> Exercise task
Filter the records below down to lines containing "ylabel".

━━ Material shown

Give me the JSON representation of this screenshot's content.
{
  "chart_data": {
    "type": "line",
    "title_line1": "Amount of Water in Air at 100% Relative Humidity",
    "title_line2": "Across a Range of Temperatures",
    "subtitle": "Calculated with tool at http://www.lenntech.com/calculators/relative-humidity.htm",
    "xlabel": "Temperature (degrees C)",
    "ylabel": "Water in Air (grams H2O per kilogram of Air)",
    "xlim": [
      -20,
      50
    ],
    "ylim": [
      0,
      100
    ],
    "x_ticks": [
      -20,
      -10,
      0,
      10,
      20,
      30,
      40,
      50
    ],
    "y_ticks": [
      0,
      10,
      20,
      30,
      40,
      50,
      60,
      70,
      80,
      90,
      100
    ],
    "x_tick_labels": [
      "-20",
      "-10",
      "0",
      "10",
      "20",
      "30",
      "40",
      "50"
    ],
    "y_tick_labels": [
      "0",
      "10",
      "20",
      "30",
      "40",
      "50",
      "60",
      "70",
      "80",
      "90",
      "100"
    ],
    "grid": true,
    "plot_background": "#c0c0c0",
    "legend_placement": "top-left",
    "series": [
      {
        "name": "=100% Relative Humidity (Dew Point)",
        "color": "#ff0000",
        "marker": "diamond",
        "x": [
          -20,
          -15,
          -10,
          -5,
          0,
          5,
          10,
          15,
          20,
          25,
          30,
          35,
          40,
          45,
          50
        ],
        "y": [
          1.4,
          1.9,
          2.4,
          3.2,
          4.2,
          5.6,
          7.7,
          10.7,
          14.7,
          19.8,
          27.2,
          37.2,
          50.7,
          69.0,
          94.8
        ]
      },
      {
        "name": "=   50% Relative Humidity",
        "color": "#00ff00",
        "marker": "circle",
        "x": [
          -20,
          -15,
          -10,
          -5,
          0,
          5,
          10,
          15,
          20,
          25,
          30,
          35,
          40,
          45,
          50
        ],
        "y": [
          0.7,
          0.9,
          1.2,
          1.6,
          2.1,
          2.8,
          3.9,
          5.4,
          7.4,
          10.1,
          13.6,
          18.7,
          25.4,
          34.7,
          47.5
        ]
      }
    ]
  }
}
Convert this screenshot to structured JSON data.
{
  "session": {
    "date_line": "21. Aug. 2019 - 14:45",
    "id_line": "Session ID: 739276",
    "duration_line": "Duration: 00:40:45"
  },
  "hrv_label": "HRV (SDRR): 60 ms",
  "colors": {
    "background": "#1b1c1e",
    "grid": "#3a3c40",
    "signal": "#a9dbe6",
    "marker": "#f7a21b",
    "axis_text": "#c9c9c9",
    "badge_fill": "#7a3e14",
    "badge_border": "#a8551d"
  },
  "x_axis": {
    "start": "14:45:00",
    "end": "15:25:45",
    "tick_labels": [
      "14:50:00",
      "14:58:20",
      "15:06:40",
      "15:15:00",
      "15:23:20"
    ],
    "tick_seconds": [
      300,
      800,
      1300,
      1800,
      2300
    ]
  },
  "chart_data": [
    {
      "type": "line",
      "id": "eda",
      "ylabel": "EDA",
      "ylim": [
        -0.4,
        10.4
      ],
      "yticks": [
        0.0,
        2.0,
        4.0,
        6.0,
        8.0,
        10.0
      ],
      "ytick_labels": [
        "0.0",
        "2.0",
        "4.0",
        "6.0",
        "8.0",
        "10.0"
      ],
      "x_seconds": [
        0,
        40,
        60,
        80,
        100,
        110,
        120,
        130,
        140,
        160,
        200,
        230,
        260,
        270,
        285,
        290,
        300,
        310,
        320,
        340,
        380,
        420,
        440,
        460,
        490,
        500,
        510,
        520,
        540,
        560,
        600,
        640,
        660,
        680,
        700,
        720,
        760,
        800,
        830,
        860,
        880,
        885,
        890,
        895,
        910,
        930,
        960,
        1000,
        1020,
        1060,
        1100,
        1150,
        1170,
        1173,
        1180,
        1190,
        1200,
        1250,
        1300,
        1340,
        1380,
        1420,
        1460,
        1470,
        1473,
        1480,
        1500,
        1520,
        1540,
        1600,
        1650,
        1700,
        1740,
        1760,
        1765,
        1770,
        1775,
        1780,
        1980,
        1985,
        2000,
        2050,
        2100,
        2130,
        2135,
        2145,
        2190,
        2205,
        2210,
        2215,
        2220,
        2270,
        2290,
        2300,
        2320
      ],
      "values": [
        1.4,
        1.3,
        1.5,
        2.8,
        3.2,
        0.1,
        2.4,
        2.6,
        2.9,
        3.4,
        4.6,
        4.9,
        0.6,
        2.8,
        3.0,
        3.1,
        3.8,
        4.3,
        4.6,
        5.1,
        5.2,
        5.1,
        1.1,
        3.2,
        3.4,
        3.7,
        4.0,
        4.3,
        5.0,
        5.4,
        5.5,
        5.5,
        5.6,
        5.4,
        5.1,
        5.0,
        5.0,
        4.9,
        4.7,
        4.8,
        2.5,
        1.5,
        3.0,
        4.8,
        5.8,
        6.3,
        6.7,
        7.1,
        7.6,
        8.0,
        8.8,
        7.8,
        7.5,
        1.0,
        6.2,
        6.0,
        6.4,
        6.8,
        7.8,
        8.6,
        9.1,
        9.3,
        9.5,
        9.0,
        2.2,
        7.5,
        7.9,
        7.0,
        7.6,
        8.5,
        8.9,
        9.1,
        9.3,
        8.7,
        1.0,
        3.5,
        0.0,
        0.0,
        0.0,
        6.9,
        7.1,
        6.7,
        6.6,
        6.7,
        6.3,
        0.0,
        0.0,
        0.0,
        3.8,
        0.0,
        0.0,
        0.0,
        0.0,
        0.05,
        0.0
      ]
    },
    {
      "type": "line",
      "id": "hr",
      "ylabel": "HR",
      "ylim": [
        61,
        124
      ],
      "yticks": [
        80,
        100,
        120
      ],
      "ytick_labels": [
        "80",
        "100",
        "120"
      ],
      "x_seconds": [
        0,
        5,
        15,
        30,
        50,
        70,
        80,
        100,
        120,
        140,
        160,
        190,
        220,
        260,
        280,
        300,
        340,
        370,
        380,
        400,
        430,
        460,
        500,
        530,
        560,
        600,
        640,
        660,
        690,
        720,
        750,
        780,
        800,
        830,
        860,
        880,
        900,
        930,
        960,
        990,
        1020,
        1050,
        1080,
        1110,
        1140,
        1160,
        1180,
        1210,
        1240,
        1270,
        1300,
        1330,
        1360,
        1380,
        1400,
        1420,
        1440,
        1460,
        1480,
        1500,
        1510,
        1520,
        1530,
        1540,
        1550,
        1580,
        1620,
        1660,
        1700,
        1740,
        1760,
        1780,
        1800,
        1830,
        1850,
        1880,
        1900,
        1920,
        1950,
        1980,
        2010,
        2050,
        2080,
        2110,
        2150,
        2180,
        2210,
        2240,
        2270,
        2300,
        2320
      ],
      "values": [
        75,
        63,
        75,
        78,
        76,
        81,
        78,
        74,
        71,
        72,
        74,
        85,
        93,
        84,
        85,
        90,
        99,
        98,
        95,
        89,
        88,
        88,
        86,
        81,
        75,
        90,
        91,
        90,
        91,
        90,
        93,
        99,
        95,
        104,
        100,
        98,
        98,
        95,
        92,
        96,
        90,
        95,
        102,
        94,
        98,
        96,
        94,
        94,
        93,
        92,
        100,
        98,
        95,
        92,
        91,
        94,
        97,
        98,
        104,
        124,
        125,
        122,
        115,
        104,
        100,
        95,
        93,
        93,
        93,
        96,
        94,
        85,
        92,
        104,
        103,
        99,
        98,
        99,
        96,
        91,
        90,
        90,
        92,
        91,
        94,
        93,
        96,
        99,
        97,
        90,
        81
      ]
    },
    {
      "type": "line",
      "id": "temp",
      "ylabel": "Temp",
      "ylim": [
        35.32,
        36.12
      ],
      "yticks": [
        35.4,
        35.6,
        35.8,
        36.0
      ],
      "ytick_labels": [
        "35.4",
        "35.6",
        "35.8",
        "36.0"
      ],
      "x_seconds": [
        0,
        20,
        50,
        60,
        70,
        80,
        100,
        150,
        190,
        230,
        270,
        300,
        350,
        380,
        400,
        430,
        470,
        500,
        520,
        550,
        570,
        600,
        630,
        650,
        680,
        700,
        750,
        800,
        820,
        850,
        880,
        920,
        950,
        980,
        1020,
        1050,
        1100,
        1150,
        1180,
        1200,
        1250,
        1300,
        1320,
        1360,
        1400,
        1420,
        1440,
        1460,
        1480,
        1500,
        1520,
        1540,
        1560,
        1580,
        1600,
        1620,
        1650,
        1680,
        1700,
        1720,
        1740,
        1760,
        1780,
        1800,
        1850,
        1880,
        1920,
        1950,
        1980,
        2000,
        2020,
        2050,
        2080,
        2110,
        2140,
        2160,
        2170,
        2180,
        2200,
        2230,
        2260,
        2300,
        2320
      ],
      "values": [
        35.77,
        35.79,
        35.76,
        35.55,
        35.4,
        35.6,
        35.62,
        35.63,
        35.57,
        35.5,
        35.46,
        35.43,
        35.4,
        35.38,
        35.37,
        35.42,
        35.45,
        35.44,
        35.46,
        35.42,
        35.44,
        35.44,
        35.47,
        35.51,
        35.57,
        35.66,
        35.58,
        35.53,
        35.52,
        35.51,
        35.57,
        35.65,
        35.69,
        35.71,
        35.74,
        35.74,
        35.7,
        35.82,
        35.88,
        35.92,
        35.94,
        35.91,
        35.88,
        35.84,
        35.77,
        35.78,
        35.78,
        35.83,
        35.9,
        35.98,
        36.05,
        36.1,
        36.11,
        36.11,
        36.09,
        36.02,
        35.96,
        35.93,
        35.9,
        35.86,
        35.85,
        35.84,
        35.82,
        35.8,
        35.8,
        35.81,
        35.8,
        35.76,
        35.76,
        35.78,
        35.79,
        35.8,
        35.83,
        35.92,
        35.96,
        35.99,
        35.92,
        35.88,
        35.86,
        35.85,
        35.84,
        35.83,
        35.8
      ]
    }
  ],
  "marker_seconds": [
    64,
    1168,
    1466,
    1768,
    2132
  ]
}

━━━━

> Solved problem
    "ylabel": "Water in Air (grams H2O per kilogram of Air)",
      "ylabel": "EDA",
      "ylabel": "HR",
      "ylabel": "Temp",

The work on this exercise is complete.